● **Consegna**: Trasforma tutti i record qui sotto in una tabella Markdown con due colonne, «Numero» e «Testo». Ogni riga non vuota diventa una riga della tabella, numerata in ordine, e le righe vuote vanno saltate.

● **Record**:
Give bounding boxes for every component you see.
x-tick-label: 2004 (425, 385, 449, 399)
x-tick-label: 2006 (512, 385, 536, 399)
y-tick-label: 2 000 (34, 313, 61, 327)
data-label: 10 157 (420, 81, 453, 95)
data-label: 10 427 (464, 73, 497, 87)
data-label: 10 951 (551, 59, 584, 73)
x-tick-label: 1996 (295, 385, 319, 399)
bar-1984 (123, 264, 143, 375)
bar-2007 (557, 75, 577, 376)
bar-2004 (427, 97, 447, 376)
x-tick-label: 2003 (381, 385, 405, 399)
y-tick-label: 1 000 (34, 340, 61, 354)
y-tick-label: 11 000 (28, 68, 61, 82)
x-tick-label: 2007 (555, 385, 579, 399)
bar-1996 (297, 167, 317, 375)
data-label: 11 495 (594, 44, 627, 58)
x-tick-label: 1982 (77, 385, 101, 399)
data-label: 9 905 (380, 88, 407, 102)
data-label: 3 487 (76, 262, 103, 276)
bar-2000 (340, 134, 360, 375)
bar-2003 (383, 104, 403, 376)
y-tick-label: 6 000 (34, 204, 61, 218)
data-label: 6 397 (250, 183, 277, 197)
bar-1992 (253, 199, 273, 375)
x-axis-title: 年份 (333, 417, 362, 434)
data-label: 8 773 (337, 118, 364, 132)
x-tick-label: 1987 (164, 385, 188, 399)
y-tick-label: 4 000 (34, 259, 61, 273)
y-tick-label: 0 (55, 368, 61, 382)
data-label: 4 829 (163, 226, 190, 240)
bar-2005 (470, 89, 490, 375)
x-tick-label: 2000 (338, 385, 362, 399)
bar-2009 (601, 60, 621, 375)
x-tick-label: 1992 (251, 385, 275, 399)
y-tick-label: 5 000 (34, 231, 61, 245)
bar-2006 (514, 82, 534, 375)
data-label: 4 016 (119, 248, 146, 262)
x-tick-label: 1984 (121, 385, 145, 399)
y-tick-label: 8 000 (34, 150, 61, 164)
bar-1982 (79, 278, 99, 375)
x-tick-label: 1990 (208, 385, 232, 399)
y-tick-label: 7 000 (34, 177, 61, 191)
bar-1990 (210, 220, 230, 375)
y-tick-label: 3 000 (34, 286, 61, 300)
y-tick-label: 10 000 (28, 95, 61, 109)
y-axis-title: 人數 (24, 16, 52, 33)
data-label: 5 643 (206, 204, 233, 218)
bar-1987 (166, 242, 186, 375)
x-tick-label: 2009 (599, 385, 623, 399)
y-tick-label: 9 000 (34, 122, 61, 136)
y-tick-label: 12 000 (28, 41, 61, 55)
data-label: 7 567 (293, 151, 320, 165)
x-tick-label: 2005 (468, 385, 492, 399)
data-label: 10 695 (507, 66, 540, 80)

● **Risposta**:
| Numero | Testo |
|---|---|
| 1 | Give bounding boxes for every component you see. |
| 2 | x-tick-label: 2004 (425, 385, 449, 399) |
| 3 | x-tick-label: 2006 (512, 385, 536, 399) |
| 4 | y-tick-label: 2 000 (34, 313, 61, 327) |
| 5 | data-label: 10 157 (420, 81, 453, 95) |
| 6 | data-label: 10 427 (464, 73, 497, 87) |
| 7 | data-label: 10 951 (551, 59, 584, 73) |
| 8 | x-tick-label: 1996 (295, 385, 319, 399) |
| 9 | bar-1984 (123, 264, 143, 375) |
| 10 | bar-2007 (557, 75, 577, 376) |
| 11 | bar-2004 (427, 97, 447, 376) |
| 12 | x-tick-label: 2003 (381, 385, 405, 399) |
| 13 | y-tick-label: 1 000 (34, 340, 61, 354) |
| 14 | y-tick-label: 11 000 (28, 68, 61, 82) |
| 15 | x-tick-label: 2007 (555, 385, 579, 399) |
| 16 | bar-1996 (297, 167, 317, 375) |
| 17 | data-label: 11 495 (594, 44, 627, 58) |
| 18 | x-tick-label: 1982 (77, 385, 101, 399) |
| 19 | data-label: 9 905 (380, 88, 407, 102) |
| 20 | data-label: 3 487 (76, 262, 103, 276) |
| 21 | bar-2000 (340, 134, 360, 375) |
| 22 | bar-2003 (383, 104, 403, 376) |
| 23 | y-tick-label: 6 000 (34, 204, 61, 218) |
| 24 | data-label: 6 397 (250, 183, 277, 197) |
| 25 | bar-1992 (253, 199, 273, 375) |
| 26 | x-axis-title: 年份 (333, 417, 362, 434) |
| 27 | data-label: 8 773 (337, 118, 364, 132) |
| 28 | x-tick-label: 1987 (164, 385, 188, 399) |
| 29 | y-tick-label: 4 000 (34, 259, 61, 273) |
| 30 | y-tick-label: 0 (55, 368, 61, 382) |
| 31 | data-label: 4 829 (163, 226, 190, 240) |
| 32 | bar-2005 (470, 89, 490, 375) |
| 33 | x-tick-label: 2000 (338, 385, 362, 399) |
| 34 | bar-2009 (601, 60, 621, 375) |
| 35 | x-tick-label: 1992 (251, 385, 275, 399) |
| 36 | y-tick-label: 5 000 (34, 231, 61, 245) |
| 37 | bar-2006 (514, 82, 534, 375) |
| 38 | data-label: 4 016 (119, 248, 146, 262) |
| 39 | x-tick-label: 1984 (121, 385, 145, 399) |
| 40 | y-tick-label: 8 000 (34, 150, 61, 164) |
| 41 | bar-1982 (79, 278, 99, 375) |
| 42 | x-tick-label: 1990 (208, 385, 232, 399) |
| 43 | y-tick-label: 7 000 (34, 177, 61, 191) |
| 44 | bar-1990 (210, 220, 230, 375) |
| 45 | y-tick-label: 3 000 (34, 286, 61, 300) |
| 46 | y-tick-label: 10 000 (28, 95, 61, 109) |
| 47 | y-axis-title: 人數 (24, 16, 52, 33) |
| 48 | data-label: 5 643 (206, 204, 233, 218) |
| 49 | bar-1987 (166, 242, 186, 375) |
| 50 | x-tick-label: 2009 (599, 385, 623, 399) |
| 51 | y-tick-label: 9 000 (34, 122, 61, 136) |
| 52 | y-tick-label: 12 000 (28, 41, 61, 55) |
| 53 | data-label: 7 567 (293, 151, 320, 165) |
| 54 | x-tick-label: 2005 (468, 385, 492, 399) |
| 55 | data-label: 10 695 (507, 66, 540, 80) |